Listed records ▸
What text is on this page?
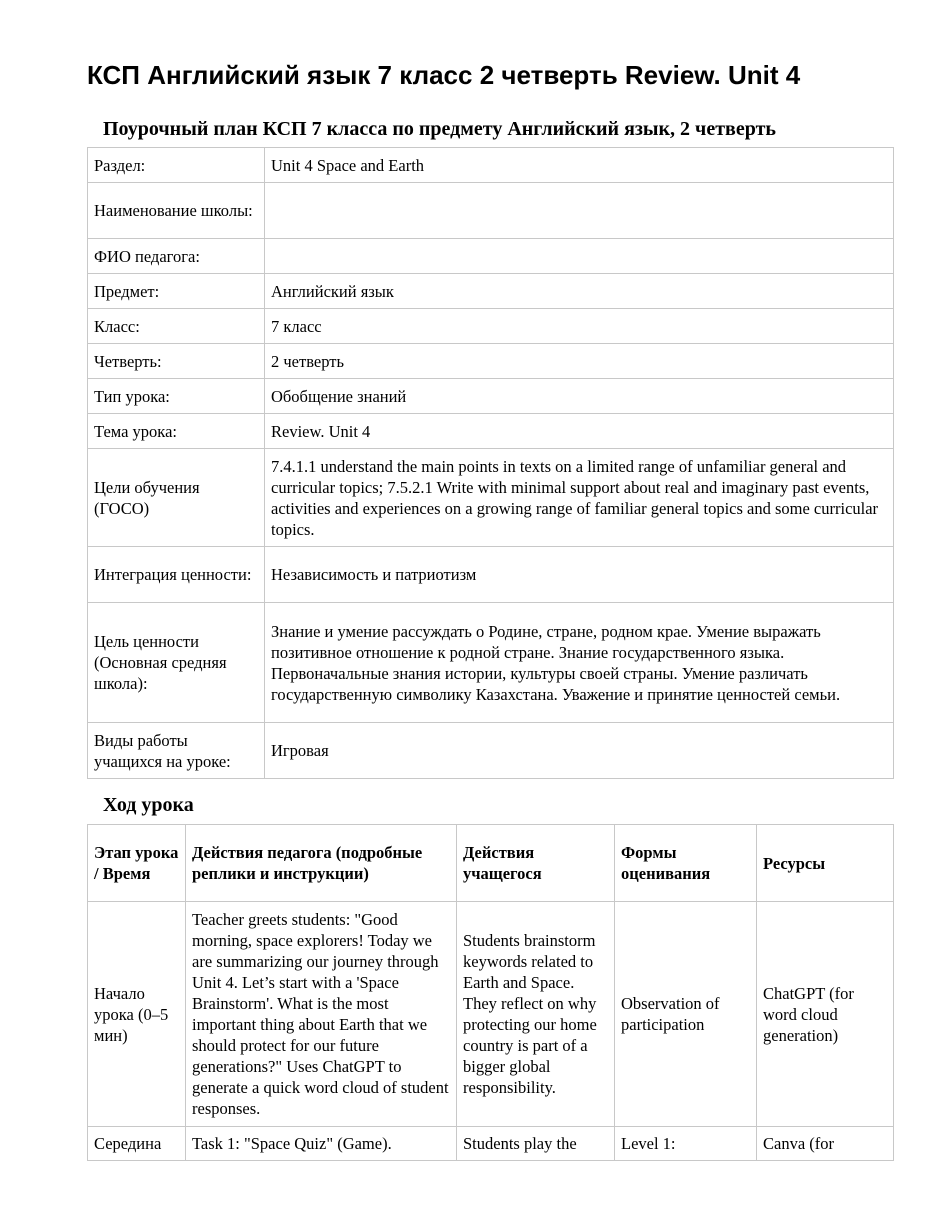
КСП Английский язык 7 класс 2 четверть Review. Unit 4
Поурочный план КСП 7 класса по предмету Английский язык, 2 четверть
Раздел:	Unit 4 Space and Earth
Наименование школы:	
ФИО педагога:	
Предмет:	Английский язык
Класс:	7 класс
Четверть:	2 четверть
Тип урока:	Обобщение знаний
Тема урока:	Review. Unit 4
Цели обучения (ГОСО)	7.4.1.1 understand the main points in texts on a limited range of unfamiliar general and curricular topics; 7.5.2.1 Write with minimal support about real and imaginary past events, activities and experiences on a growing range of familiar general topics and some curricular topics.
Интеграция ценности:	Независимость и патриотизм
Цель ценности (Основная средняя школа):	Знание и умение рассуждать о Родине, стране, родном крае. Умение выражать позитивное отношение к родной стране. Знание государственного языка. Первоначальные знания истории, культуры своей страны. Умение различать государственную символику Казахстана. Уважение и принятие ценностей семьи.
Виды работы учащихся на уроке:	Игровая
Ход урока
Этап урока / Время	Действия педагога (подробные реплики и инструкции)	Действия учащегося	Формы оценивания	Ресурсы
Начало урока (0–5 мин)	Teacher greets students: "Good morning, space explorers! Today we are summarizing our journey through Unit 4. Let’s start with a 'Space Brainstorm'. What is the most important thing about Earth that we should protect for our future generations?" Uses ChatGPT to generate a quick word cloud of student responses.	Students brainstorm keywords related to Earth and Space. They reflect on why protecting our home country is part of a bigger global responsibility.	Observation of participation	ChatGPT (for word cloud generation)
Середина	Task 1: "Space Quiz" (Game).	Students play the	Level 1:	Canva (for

...

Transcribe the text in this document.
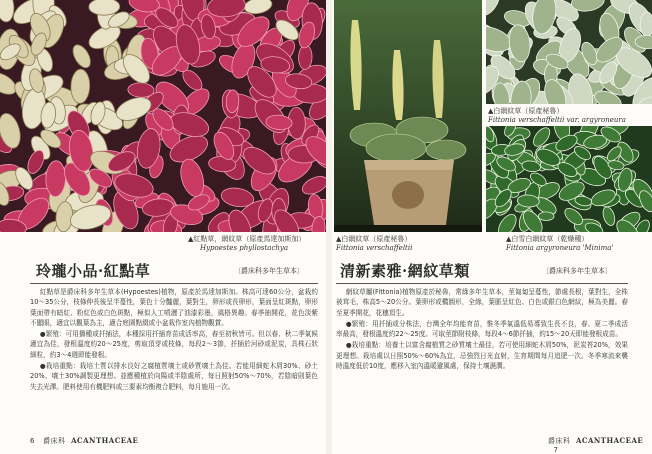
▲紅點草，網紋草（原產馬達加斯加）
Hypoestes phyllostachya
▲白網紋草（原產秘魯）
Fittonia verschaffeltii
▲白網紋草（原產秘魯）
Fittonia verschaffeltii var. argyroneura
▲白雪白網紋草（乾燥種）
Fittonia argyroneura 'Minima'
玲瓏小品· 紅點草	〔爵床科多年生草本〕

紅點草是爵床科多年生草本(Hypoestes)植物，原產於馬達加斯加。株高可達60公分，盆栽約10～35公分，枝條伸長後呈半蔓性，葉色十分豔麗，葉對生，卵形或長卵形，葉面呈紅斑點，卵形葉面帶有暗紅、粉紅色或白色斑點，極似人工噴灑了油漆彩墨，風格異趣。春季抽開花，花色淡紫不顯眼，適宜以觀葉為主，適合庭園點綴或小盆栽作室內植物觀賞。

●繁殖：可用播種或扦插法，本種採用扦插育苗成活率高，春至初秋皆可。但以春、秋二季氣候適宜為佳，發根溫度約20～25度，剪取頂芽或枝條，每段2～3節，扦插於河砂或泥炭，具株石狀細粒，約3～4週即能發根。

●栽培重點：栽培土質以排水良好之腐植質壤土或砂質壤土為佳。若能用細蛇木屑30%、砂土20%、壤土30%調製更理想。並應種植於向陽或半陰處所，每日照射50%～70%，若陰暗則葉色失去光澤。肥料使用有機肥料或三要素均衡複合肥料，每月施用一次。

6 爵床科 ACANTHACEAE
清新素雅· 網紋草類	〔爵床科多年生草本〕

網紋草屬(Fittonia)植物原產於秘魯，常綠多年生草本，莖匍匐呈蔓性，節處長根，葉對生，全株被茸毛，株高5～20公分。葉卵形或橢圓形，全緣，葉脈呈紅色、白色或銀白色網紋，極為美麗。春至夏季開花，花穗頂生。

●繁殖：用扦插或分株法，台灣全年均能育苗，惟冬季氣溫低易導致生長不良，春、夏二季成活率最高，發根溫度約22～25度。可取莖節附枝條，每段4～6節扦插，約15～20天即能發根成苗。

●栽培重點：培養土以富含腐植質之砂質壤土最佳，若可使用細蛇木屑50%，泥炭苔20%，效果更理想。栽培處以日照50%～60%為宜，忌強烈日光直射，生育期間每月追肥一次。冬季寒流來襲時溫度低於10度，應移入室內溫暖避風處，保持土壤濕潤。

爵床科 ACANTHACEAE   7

To be done ▸
Check each line of the records for the word "Английский" and extract those that contain it.

The output ▸
КСП Английский язык 7 класс 2 четверть Review. Unit 4
Поурочный план КСП 7 класса по предмету Английский язык, 2 четверть
Предмет:	Английский язык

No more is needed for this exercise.